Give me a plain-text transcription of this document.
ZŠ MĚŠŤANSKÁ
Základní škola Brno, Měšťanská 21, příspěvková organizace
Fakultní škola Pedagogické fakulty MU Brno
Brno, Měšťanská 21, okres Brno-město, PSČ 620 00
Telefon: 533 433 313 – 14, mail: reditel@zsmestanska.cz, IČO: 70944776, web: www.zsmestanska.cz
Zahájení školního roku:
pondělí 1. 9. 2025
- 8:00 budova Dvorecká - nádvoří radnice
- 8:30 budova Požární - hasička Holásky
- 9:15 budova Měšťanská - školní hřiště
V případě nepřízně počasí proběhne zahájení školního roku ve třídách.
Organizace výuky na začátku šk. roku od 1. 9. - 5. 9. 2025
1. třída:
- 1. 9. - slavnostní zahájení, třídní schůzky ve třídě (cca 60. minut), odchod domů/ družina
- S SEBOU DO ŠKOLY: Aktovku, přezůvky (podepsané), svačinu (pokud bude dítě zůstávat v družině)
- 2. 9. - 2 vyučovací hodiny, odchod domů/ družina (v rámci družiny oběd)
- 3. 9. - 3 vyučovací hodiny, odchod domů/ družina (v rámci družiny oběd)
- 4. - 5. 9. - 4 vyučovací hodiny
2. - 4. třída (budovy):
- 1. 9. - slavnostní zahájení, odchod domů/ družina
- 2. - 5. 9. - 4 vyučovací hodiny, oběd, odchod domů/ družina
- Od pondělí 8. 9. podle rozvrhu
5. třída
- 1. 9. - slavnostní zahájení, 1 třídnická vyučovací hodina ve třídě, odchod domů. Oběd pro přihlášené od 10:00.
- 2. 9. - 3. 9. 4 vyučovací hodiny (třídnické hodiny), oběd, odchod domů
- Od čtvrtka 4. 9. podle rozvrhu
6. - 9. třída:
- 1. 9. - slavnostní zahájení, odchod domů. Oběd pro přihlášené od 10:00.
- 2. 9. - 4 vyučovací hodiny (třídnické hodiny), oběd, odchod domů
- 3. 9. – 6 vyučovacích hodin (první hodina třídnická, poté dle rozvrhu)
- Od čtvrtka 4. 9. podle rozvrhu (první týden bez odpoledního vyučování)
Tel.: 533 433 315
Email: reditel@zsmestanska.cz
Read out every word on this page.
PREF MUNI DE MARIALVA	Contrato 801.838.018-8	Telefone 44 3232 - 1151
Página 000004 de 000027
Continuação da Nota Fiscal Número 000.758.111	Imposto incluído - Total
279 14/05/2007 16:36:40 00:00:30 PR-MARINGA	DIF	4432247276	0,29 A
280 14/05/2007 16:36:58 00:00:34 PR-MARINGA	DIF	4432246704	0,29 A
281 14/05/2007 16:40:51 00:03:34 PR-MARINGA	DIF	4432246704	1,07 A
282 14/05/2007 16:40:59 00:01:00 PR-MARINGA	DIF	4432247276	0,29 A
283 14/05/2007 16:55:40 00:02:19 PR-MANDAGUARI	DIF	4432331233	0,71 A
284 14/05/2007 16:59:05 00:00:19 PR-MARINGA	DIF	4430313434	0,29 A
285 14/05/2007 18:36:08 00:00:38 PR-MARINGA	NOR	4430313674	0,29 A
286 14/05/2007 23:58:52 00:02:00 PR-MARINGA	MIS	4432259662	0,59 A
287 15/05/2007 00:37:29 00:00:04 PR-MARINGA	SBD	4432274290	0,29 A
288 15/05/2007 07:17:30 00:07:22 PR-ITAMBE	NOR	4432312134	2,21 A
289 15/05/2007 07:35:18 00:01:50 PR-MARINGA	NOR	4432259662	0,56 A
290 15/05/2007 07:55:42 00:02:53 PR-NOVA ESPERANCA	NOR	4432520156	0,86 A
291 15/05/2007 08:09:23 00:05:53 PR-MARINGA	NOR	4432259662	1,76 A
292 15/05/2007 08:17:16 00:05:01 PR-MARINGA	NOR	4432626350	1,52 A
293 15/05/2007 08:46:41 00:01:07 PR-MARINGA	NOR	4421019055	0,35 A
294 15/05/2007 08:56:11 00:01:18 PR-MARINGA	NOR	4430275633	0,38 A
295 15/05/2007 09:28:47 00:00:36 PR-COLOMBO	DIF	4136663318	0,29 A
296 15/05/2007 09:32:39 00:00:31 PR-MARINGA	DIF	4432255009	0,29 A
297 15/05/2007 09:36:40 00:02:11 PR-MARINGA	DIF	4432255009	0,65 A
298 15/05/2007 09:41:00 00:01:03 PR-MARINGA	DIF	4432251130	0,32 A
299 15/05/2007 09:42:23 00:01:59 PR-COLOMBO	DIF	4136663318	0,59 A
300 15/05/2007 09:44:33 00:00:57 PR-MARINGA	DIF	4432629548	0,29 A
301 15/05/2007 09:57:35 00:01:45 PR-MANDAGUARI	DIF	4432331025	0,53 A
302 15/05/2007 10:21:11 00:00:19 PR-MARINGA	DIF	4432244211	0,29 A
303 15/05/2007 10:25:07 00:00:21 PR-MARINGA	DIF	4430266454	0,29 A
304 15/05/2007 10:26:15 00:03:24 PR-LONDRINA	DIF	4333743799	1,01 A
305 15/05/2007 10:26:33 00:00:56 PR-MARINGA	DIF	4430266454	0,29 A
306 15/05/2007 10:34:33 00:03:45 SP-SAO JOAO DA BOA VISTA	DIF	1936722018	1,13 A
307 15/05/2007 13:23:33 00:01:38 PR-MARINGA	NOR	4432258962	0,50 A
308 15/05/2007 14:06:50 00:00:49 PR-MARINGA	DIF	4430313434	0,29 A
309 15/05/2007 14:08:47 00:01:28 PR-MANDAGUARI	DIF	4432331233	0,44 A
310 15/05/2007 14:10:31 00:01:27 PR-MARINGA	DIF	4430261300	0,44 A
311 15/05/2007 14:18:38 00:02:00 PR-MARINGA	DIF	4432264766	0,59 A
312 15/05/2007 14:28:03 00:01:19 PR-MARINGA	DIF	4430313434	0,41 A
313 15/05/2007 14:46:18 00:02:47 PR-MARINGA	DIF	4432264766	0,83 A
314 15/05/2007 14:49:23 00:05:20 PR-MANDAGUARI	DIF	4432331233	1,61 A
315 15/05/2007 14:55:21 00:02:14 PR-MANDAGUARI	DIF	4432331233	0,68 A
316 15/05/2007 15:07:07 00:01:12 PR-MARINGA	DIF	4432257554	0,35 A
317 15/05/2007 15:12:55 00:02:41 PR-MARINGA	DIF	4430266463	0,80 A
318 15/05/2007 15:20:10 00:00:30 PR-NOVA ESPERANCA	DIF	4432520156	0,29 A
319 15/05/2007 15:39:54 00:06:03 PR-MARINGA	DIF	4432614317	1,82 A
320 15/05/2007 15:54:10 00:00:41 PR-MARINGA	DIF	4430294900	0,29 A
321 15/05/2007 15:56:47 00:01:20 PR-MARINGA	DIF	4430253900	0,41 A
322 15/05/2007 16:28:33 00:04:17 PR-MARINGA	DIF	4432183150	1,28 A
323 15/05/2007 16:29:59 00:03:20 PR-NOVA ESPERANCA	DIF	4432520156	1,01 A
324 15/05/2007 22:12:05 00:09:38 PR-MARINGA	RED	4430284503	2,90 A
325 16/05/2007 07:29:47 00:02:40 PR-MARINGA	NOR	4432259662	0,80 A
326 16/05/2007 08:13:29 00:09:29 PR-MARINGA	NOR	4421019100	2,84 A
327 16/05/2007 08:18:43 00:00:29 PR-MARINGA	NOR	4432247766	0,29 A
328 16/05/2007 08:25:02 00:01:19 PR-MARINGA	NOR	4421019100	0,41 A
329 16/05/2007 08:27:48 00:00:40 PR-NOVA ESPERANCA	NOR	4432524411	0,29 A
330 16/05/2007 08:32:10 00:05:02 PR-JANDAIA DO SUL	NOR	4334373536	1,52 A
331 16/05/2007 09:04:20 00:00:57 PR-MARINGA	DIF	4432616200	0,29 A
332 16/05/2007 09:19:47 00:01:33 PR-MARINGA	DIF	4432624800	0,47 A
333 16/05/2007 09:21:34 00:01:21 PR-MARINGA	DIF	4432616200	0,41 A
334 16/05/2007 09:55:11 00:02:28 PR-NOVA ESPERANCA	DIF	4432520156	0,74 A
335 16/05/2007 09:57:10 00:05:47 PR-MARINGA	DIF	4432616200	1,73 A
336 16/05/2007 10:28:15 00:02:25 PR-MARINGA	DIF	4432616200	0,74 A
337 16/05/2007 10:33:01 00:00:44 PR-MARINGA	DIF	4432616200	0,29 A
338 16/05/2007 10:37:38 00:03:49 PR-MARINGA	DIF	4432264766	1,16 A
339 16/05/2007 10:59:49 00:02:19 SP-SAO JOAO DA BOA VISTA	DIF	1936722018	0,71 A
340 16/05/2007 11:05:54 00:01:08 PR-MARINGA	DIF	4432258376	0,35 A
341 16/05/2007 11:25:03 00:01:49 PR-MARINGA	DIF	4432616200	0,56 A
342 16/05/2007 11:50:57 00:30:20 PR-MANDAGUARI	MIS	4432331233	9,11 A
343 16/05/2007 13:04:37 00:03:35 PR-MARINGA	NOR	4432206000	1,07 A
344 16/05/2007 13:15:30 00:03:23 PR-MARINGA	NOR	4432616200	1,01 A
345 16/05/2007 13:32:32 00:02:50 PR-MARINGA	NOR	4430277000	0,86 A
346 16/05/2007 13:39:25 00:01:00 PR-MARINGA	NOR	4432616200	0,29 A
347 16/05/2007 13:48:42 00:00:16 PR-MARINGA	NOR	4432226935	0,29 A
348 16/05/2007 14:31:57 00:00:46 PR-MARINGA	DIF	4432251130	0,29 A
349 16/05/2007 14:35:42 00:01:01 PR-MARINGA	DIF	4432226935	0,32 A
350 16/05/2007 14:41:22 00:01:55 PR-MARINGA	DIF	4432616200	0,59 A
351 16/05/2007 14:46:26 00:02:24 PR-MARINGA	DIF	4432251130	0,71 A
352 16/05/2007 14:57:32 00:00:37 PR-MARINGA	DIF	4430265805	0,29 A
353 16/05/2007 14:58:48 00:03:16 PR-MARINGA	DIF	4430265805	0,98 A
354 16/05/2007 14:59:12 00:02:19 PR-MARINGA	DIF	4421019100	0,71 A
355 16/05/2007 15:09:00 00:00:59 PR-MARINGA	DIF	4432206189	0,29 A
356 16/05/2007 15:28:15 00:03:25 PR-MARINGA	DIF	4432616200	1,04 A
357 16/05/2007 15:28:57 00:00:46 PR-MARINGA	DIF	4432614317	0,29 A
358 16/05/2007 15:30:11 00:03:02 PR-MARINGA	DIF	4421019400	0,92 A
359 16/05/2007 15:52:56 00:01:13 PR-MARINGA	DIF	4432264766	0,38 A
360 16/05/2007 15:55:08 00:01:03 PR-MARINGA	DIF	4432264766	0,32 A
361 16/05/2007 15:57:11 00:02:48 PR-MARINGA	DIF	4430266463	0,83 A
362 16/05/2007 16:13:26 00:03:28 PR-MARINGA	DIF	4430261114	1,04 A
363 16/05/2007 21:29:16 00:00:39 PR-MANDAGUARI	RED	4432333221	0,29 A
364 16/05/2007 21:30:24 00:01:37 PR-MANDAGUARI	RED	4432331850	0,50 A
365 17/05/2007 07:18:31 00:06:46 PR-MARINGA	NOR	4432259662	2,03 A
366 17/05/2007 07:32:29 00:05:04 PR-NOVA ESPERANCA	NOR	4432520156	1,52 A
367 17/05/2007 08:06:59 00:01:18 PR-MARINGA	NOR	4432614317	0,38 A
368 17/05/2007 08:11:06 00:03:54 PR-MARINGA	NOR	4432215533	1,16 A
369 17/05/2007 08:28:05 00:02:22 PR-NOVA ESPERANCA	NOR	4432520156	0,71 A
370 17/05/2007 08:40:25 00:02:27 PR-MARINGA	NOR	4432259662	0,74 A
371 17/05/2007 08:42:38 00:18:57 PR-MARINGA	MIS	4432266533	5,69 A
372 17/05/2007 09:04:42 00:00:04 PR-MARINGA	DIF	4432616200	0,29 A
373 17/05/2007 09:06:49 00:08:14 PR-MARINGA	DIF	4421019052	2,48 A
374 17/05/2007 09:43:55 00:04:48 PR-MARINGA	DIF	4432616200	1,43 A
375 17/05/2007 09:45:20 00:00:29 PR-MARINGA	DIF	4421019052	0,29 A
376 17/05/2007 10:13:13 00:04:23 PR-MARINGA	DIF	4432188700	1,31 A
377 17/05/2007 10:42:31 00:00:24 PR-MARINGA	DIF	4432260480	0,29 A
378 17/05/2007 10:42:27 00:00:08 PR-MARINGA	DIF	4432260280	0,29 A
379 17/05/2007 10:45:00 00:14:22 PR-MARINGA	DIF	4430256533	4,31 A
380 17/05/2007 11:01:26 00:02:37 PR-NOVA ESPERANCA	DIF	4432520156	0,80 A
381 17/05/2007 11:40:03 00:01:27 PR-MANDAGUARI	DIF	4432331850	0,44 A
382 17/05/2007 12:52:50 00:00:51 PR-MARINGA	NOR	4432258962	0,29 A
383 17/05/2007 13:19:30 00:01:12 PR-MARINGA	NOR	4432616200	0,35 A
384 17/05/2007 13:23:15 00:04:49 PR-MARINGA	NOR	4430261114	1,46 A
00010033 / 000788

WRITTEN TASK
In the entries above, identify each line that includes the string "třída", then copy it.

TASK OUTPUT
1. třída:
2. - 4. třída (budovy):
5. třída
6. - 9. třída:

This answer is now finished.